What is required: Below are records to repeat exactly. Omit the pictures from the copy.

:: Data supplied

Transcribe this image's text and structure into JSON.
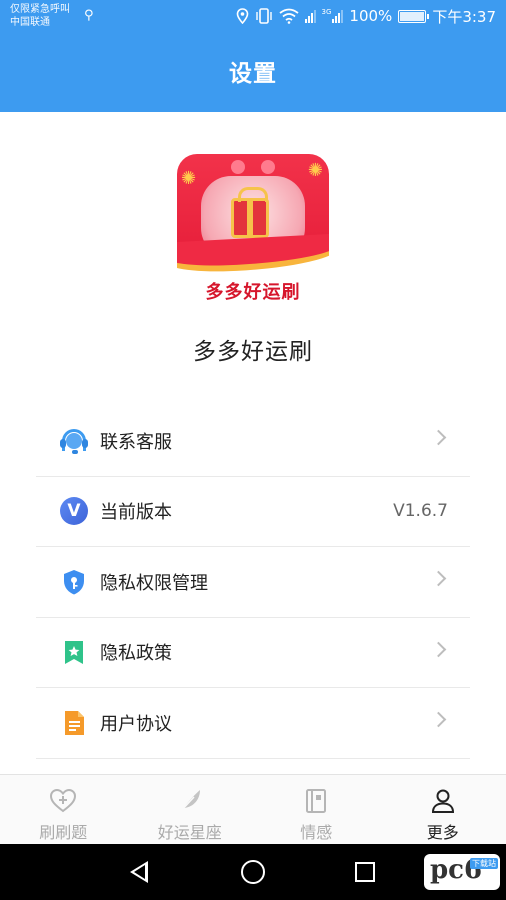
{
  "status_bar": {
    "carrier_line1": "仅限紧急呼叫",
    "carrier_line2": "中国联通",
    "network_label": "3G",
    "battery": "100%",
    "time": "下午3:37"
  },
  "header": {
    "title": "设置"
  },
  "app": {
    "logo_text": "多多好运刷",
    "name": "多多好运刷"
  },
  "menu": {
    "items": [
      {
        "label": "联系客服",
        "icon": "customer-service-icon"
      },
      {
        "label": "当前版本",
        "value": "V1.6.7",
        "icon": "version-icon"
      },
      {
        "label": "隐私权限管理",
        "icon": "shield-icon"
      },
      {
        "label": "隐私政策",
        "icon": "bookmark-icon"
      },
      {
        "label": "用户协议",
        "icon": "document-icon"
      }
    ]
  },
  "tabbar": {
    "items": [
      {
        "label": "刷刷题",
        "icon": "heart-plus-icon",
        "active": false
      },
      {
        "label": "好运星座",
        "icon": "feather-icon",
        "active": false
      },
      {
        "label": "情感",
        "icon": "book-icon",
        "active": false
      },
      {
        "label": "更多",
        "icon": "person-icon",
        "active": true
      }
    ]
  },
  "watermark": {
    "text": "pc6",
    "sub": "下载站"
  },
  "colors": {
    "header_bg": "#3d9bf0",
    "active_tab": "#222222",
    "inactive_tab": "#aaaaaa"
  }
}
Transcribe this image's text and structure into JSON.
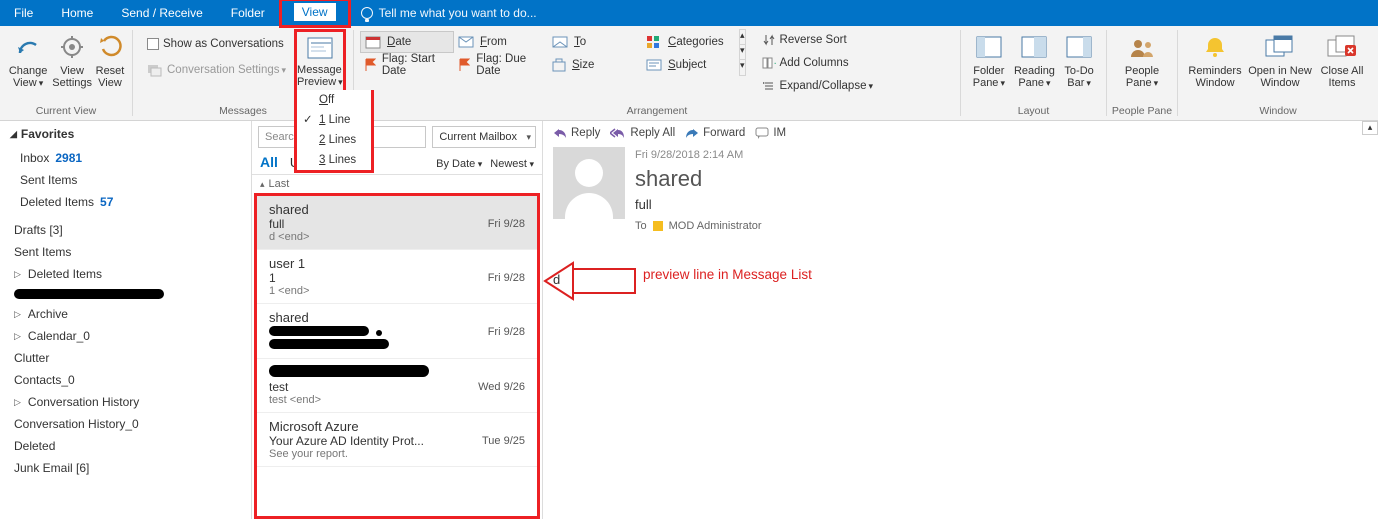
{
  "tabs": {
    "file": "File",
    "home": "Home",
    "sendreceive": "Send / Receive",
    "folder": "Folder",
    "view": "View"
  },
  "tellme": "Tell me what you want to do...",
  "ribbon": {
    "currentView": {
      "change": "Change View",
      "viewSettings": "View Settings",
      "reset": "Reset View",
      "label": "Current View"
    },
    "messages": {
      "showConv": "Show as Conversations",
      "convSettings": "Conversation Settings",
      "msgPreview": "Message Preview",
      "menu": {
        "off": "Off",
        "l1": "1 Line",
        "l2": "2 Lines",
        "l3": "3 Lines"
      },
      "label": "Messages"
    },
    "arrangement": {
      "date": "Date",
      "from": "From",
      "to": "To",
      "categories": "Categories",
      "flagStart": "Flag: Start Date",
      "flagDue": "Flag: Due Date",
      "size": "Size",
      "subject": "Subject",
      "reverse": "Reverse Sort",
      "addCols": "Add Columns",
      "expand": "Expand/Collapse",
      "label": "Arrangement"
    },
    "layout": {
      "folder": "Folder Pane",
      "reading": "Reading Pane",
      "todo": "To-Do Bar",
      "label": "Layout"
    },
    "people": {
      "people": "People Pane",
      "label": "People Pane"
    },
    "window": {
      "reminders": "Reminders Window",
      "openNew": "Open in New Window",
      "closeAll": "Close All Items",
      "label": "Window"
    }
  },
  "nav": {
    "favorites": "Favorites",
    "inbox": "Inbox",
    "inboxCount": "2981",
    "sentItems": "Sent Items",
    "deletedItems": "Deleted Items",
    "deletedCount": "57",
    "drafts": "Drafts [3]",
    "sentItems2": "Sent Items",
    "deletedItems2": "Deleted Items",
    "archive": "Archive",
    "calendar": "Calendar_0",
    "clutter": "Clutter",
    "contacts": "Contacts_0",
    "convHist": "Conversation History",
    "convHist0": "Conversation History_0",
    "deleted": "Deleted",
    "junk": "Junk Email [6]"
  },
  "search": {
    "placeholder": "Search",
    "scope": "Current Mailbox"
  },
  "filter": {
    "all": "All",
    "unread": "U",
    "byDate": "By Date",
    "newest": "Newest"
  },
  "groupHeader": "Last",
  "messagesList": [
    {
      "from": "shared",
      "subject": "full",
      "preview": "d <end>",
      "date": "Fri 9/28"
    },
    {
      "from": "user 1",
      "subject": "1",
      "preview": "1 <end>",
      "date": "Fri 9/28"
    },
    {
      "from": "shared",
      "subject": "__REDACT__",
      "preview": "__REDACT2__",
      "date": "Fri 9/28"
    },
    {
      "from": "__REDACT3__",
      "subject": "test",
      "preview": "test <end>",
      "date": "Wed 9/26"
    },
    {
      "from": "Microsoft Azure",
      "subject": "Your Azure AD Identity Prot...",
      "preview": "See your report.",
      "date": "Tue 9/25"
    }
  ],
  "read": {
    "actions": {
      "reply": "Reply",
      "replyAll": "Reply All",
      "forward": "Forward",
      "im": "IM"
    },
    "timestamp": "Fri 9/28/2018 2:14 AM",
    "from": "shared",
    "subject": "full",
    "toLabel": "To",
    "toName": "MOD Administrator",
    "body": "d"
  },
  "annotation": "preview line in Message List"
}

::::

Output below:
Transcribe this image's text and structure into JSON.
{
  "status_bar": {
    "carrier_line1": "仅限紧急呼叫",
    "carrier_line2": "中国联通",
    "network_label": "3G",
    "battery": "100%",
    "time": "下午3:37"
  },
  "header": {
    "title": "设置"
  },
  "app": {
    "logo_text": "多多好运刷",
    "name": "多多好运刷"
  },
  "menu": {
    "items": [
      {
        "label": "联系客服",
        "icon": "customer-service-icon"
      },
      {
        "label": "当前版本",
        "value": "V1.6.7",
        "icon": "version-icon"
      },
      {
        "label": "隐私权限管理",
        "icon": "shield-icon"
      },
      {
        "label": "隐私政策",
        "icon": "bookmark-icon"
      },
      {
        "label": "用户协议",
        "icon": "document-icon"
      }
    ]
  },
  "tabbar": {
    "items": [
      {
        "label": "刷刷题",
        "icon": "heart-plus-icon",
        "active": false
      },
      {
        "label": "好运星座",
        "icon": "feather-icon",
        "active": false
      },
      {
        "label": "情感",
        "icon": "book-icon",
        "active": false
      },
      {
        "label": "更多",
        "icon": "person-icon",
        "active": true
      }
    ]
  },
  "watermark": {
    "text": "pc6",
    "sub": "下载站"
  },
  "colors": {
    "header_bg": "#3d9bf0",
    "active_tab": "#222222",
    "inactive_tab": "#aaaaaa"
  }
}
Transcribe this image's text and structure into JSON.
{
  "tabs": {
    "file": "File",
    "home": "Home",
    "sendreceive": "Send / Receive",
    "folder": "Folder",
    "view": "View"
  },
  "tellme": "Tell me what you want to do...",
  "ribbon": {
    "currentView": {
      "change": "Change View",
      "viewSettings": "View Settings",
      "reset": "Reset View",
      "label": "Current View"
    },
    "messages": {
      "showConv": "Show as Conversations",
      "convSettings": "Conversation Settings",
      "msgPreview": "Message Preview",
      "menu": {
        "off": "Off",
        "l1": "1 Line",
        "l2": "2 Lines",
        "l3": "3 Lines"
      },
      "label": "Messages"
    },
    "arrangement": {
      "date": "Date",
      "from": "From",
      "to": "To",
      "categories": "Categories",
      "flagStart": "Flag: Start Date",
      "flagDue": "Flag: Due Date",
      "size": "Size",
      "subject": "Subject",
      "reverse": "Reverse Sort",
      "addCols": "Add Columns",
      "expand": "Expand/Collapse",
      "label": "Arrangement"
    },
    "layout": {
      "folder": "Folder Pane",
      "reading": "Reading Pane",
      "todo": "To-Do Bar",
      "label": "Layout"
    },
    "people": {
      "people": "People Pane",
      "label": "People Pane"
    },
    "window": {
      "reminders": "Reminders Window",
      "openNew": "Open in New Window",
      "closeAll": "Close All Items",
      "label": "Window"
    }
  },
  "nav": {
    "favorites": "Favorites",
    "inbox": "Inbox",
    "inboxCount": "2981",
    "sentItems": "Sent Items",
    "deletedItems": "Deleted Items",
    "deletedCount": "57",
    "drafts": "Drafts [3]",
    "sentItems2": "Sent Items",
    "deletedItems2": "Deleted Items",
    "archive": "Archive",
    "calendar": "Calendar_0",
    "clutter": "Clutter",
    "contacts": "Contacts_0",
    "convHist": "Conversation History",
    "convHist0": "Conversation History_0",
    "deleted": "Deleted",
    "junk": "Junk Email [6]"
  },
  "search": {
    "placeholder": "Search",
    "scope": "Current Mailbox"
  },
  "filter": {
    "all": "All",
    "unread": "U",
    "byDate": "By Date",
    "newest": "Newest"
  },
  "groupHeader": "Last",
  "messagesList": [
    {
      "from": "shared",
      "subject": "full",
      "preview": "d <end>",
      "date": "Fri 9/28"
    },
    {
      "from": "user 1",
      "subject": "1",
      "preview": "1 <end>",
      "date": "Fri 9/28"
    },
    {
      "from": "shared",
      "subject": "__REDACT__",
      "preview": "__REDACT2__",
      "date": "Fri 9/28"
    },
    {
      "from": "__REDACT3__",
      "subject": "test",
      "preview": "test <end>",
      "date": "Wed 9/26"
    },
    {
      "from": "Microsoft Azure",
      "subject": "Your Azure AD Identity Prot...",
      "preview": "See your report.",
      "date": "Tue 9/25"
    }
  ],
  "read": {
    "actions": {
      "reply": "Reply",
      "replyAll": "Reply All",
      "forward": "Forward",
      "im": "IM"
    },
    "timestamp": "Fri 9/28/2018 2:14 AM",
    "from": "shared",
    "subject": "full",
    "toLabel": "To",
    "toName": "MOD Administrator",
    "body": "d"
  },
  "annotation": "preview line in Message List"
}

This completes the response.